Entries with figure data:
────────────────
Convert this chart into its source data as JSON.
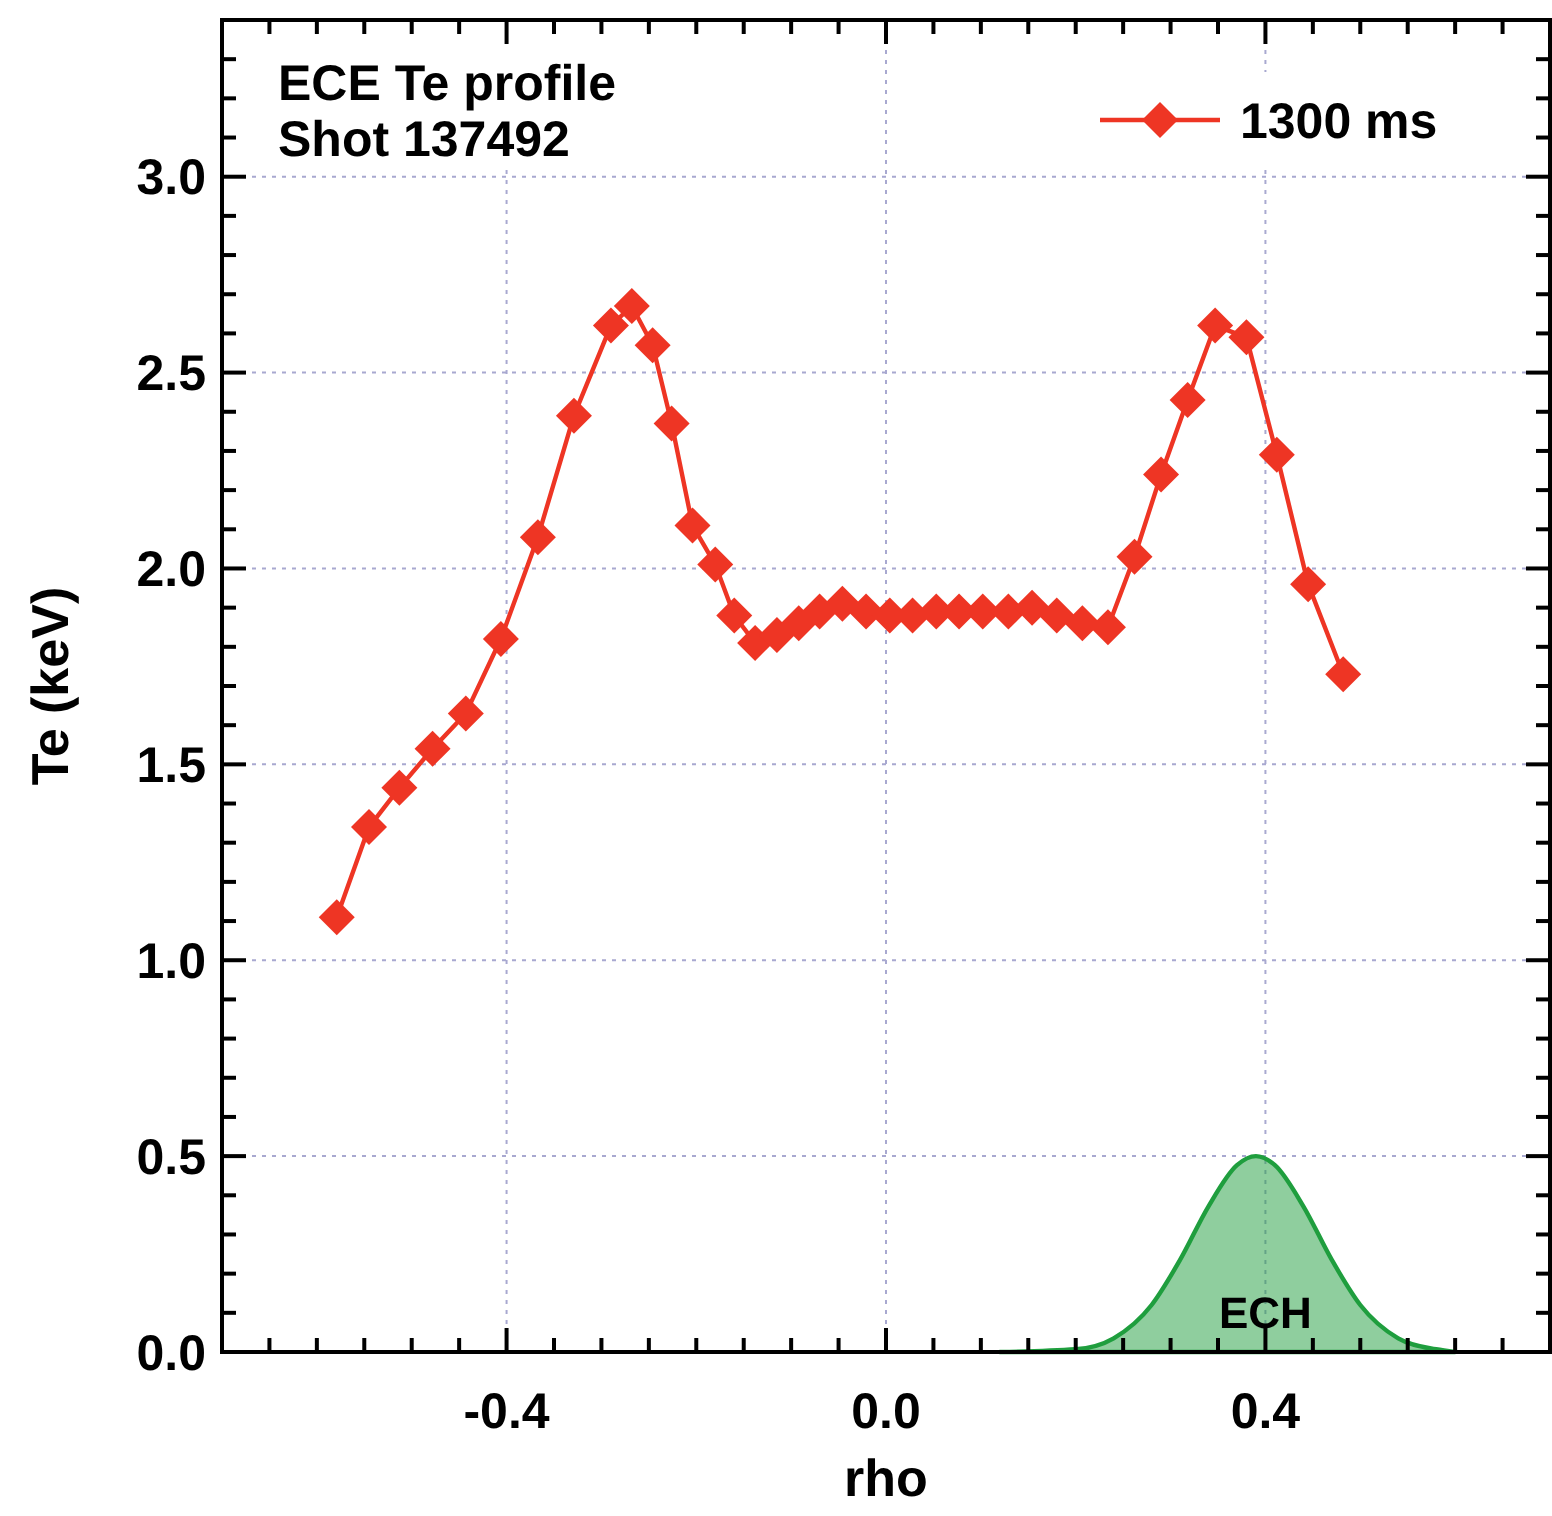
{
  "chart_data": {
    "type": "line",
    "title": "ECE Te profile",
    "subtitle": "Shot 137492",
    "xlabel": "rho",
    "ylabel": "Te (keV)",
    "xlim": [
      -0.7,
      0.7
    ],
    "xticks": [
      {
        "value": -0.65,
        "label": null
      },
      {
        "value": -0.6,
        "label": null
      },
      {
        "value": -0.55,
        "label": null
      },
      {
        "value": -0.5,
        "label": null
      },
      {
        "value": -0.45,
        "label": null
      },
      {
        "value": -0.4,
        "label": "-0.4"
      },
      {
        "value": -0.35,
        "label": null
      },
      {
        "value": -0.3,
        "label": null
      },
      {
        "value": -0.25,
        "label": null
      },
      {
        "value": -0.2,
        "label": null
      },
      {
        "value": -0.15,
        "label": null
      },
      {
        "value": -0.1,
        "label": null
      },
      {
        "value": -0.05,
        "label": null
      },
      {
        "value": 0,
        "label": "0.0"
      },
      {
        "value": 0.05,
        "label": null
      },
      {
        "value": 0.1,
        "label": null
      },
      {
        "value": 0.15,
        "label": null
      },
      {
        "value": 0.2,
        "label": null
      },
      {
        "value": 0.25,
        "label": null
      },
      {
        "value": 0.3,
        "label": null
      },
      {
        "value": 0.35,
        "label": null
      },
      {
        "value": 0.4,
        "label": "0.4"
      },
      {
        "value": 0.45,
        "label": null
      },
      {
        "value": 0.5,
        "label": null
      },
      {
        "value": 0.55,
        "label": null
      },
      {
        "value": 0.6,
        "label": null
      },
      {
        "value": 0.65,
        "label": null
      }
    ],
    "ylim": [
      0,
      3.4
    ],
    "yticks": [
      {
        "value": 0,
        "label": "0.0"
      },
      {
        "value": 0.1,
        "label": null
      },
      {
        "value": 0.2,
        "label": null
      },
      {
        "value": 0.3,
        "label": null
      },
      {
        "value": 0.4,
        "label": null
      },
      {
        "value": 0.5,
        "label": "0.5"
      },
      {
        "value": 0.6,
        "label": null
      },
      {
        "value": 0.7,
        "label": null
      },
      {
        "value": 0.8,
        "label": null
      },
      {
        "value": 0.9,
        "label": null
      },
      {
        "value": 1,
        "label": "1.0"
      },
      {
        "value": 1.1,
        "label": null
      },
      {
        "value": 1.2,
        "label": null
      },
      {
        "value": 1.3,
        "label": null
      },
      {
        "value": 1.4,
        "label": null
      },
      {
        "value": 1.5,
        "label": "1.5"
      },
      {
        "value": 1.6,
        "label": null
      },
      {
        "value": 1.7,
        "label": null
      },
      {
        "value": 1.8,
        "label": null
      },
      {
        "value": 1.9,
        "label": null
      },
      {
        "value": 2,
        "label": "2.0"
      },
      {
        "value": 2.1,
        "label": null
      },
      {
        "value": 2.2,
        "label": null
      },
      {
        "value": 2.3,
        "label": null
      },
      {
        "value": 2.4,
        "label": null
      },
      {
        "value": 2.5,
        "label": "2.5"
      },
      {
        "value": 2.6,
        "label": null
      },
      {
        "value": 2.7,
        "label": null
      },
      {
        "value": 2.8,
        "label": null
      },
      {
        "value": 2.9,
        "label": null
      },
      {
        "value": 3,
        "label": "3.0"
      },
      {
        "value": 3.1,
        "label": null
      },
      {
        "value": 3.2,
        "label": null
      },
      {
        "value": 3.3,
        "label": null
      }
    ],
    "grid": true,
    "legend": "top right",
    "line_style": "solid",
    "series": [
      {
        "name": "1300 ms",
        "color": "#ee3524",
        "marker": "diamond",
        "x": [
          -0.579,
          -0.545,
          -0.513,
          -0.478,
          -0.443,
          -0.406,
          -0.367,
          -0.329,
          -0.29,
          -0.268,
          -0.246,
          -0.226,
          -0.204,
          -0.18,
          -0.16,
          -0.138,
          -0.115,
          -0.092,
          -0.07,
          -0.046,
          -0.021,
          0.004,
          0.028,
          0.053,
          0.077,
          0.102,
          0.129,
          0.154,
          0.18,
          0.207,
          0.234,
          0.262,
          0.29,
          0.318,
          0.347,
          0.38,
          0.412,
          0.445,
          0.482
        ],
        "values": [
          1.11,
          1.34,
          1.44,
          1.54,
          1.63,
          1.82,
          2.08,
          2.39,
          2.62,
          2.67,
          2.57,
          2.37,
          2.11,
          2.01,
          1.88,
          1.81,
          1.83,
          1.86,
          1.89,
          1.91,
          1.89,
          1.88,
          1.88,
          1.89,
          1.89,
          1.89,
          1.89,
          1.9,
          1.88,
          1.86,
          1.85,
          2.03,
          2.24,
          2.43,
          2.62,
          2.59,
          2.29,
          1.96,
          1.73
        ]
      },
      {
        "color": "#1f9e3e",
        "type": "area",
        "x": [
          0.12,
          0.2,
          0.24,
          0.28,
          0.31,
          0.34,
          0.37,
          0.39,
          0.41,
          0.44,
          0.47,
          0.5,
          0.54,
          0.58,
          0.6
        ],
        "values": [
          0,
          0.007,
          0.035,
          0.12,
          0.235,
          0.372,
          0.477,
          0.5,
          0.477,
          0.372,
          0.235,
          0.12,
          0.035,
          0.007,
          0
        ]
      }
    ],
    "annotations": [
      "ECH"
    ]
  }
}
────────────────
Written problem >> Return each line from the material above exactly, but not the pictures.

Result of this exercise >>
Convert this chart into its source data as JSON.
{
  "chart_data": {
    "type": "line",
    "title": "ECE Te profile",
    "subtitle": "Shot 137492",
    "xlabel": "rho",
    "ylabel": "Te (keV)",
    "xlim": [
      -0.7,
      0.7
    ],
    "xticks": [
      {
        "value": -0.65,
        "label": null
      },
      {
        "value": -0.6,
        "label": null
      },
      {
        "value": -0.55,
        "label": null
      },
      {
        "value": -0.5,
        "label": null
      },
      {
        "value": -0.45,
        "label": null
      },
      {
        "value": -0.4,
        "label": "-0.4"
      },
      {
        "value": -0.35,
        "label": null
      },
      {
        "value": -0.3,
        "label": null
      },
      {
        "value": -0.25,
        "label": null
      },
      {
        "value": -0.2,
        "label": null
      },
      {
        "value": -0.15,
        "label": null
      },
      {
        "value": -0.1,
        "label": null
      },
      {
        "value": -0.05,
        "label": null
      },
      {
        "value": 0,
        "label": "0.0"
      },
      {
        "value": 0.05,
        "label": null
      },
      {
        "value": 0.1,
        "label": null
      },
      {
        "value": 0.15,
        "label": null
      },
      {
        "value": 0.2,
        "label": null
      },
      {
        "value": 0.25,
        "label": null
      },
      {
        "value": 0.3,
        "label": null
      },
      {
        "value": 0.35,
        "label": null
      },
      {
        "value": 0.4,
        "label": "0.4"
      },
      {
        "value": 0.45,
        "label": null
      },
      {
        "value": 0.5,
        "label": null
      },
      {
        "value": 0.55,
        "label": null
      },
      {
        "value": 0.6,
        "label": null
      },
      {
        "value": 0.65,
        "label": null
      }
    ],
    "ylim": [
      0,
      3.4
    ],
    "yticks": [
      {
        "value": 0,
        "label": "0.0"
      },
      {
        "value": 0.1,
        "label": null
      },
      {
        "value": 0.2,
        "label": null
      },
      {
        "value": 0.3,
        "label": null
      },
      {
        "value": 0.4,
        "label": null
      },
      {
        "value": 0.5,
        "label": "0.5"
      },
      {
        "value": 0.6,
        "label": null
      },
      {
        "value": 0.7,
        "label": null
      },
      {
        "value": 0.8,
        "label": null
      },
      {
        "value": 0.9,
        "label": null
      },
      {
        "value": 1,
        "label": "1.0"
      },
      {
        "value": 1.1,
        "label": null
      },
      {
        "value": 1.2,
        "label": null
      },
      {
        "value": 1.3,
        "label": null
      },
      {
        "value": 1.4,
        "label": null
      },
      {
        "value": 1.5,
        "label": "1.5"
      },
      {
        "value": 1.6,
        "label": null
      },
      {
        "value": 1.7,
        "label": null
      },
      {
        "value": 1.8,
        "label": null
      },
      {
        "value": 1.9,
        "label": null
      },
      {
        "value": 2,
        "label": "2.0"
      },
      {
        "value": 2.1,
        "label": null
      },
      {
        "value": 2.2,
        "label": null
      },
      {
        "value": 2.3,
        "label": null
      },
      {
        "value": 2.4,
        "label": null
      },
      {
        "value": 2.5,
        "label": "2.5"
      },
      {
        "value": 2.6,
        "label": null
      },
      {
        "value": 2.7,
        "label": null
      },
      {
        "value": 2.8,
        "label": null
      },
      {
        "value": 2.9,
        "label": null
      },
      {
        "value": 3,
        "label": "3.0"
      },
      {
        "value": 3.1,
        "label": null
      },
      {
        "value": 3.2,
        "label": null
      },
      {
        "value": 3.3,
        "label": null
      }
    ],
    "grid": true,
    "legend": "top right",
    "line_style": "solid",
    "series": [
      {
        "name": "1300 ms",
        "color": "#ee3524",
        "marker": "diamond",
        "x": [
          -0.579,
          -0.545,
          -0.513,
          -0.478,
          -0.443,
          -0.406,
          -0.367,
          -0.329,
          -0.29,
          -0.268,
          -0.246,
          -0.226,
          -0.204,
          -0.18,
          -0.16,
          -0.138,
          -0.115,
          -0.092,
          -0.07,
          -0.046,
          -0.021,
          0.004,
          0.028,
          0.053,
          0.077,
          0.102,
          0.129,
          0.154,
          0.18,
          0.207,
          0.234,
          0.262,
          0.29,
          0.318,
          0.347,
          0.38,
          0.412,
          0.445,
          0.482
        ],
        "values": [
          1.11,
          1.34,
          1.44,
          1.54,
          1.63,
          1.82,
          2.08,
          2.39,
          2.62,
          2.67,
          2.57,
          2.37,
          2.11,
          2.01,
          1.88,
          1.81,
          1.83,
          1.86,
          1.89,
          1.91,
          1.89,
          1.88,
          1.88,
          1.89,
          1.89,
          1.89,
          1.89,
          1.9,
          1.88,
          1.86,
          1.85,
          2.03,
          2.24,
          2.43,
          2.62,
          2.59,
          2.29,
          1.96,
          1.73
        ]
      },
      {
        "color": "#1f9e3e",
        "type": "area",
        "x": [
          0.12,
          0.2,
          0.24,
          0.28,
          0.31,
          0.34,
          0.37,
          0.39,
          0.41,
          0.44,
          0.47,
          0.5,
          0.54,
          0.58,
          0.6
        ],
        "values": [
          0,
          0.007,
          0.035,
          0.12,
          0.235,
          0.372,
          0.477,
          0.5,
          0.477,
          0.372,
          0.235,
          0.12,
          0.035,
          0.007,
          0
        ]
      }
    ],
    "annotations": [
      "ECH"
    ]
  }
}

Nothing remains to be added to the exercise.